Which lines below contain the word "Metal"? Return every one of them, treating uppercase and lowercase as different.

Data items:

------------------------------------------------

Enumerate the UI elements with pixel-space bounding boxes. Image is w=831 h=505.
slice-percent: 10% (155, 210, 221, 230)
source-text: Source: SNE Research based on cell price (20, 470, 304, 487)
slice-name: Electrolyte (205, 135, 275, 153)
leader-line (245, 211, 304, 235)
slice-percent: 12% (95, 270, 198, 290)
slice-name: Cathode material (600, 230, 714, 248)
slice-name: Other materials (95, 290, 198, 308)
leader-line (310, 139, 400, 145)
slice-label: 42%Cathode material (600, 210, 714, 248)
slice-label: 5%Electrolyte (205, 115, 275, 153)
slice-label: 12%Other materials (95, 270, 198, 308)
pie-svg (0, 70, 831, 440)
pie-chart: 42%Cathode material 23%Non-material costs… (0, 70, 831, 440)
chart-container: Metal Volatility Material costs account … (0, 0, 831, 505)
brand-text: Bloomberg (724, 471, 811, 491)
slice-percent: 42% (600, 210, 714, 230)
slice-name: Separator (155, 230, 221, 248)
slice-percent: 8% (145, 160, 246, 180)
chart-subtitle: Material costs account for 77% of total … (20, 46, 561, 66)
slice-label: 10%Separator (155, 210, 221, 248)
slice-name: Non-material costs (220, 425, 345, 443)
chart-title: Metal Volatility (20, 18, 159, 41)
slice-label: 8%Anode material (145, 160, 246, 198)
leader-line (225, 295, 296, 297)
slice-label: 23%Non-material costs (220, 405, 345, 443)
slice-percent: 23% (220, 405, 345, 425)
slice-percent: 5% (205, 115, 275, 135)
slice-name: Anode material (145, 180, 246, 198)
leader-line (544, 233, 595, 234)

------------------------------------------------

> EXERCISE ANSWER
chart-container: Metal Volatility Material costs account … (0, 0, 831, 505)
chart-title: Metal Volatility (20, 18, 159, 41)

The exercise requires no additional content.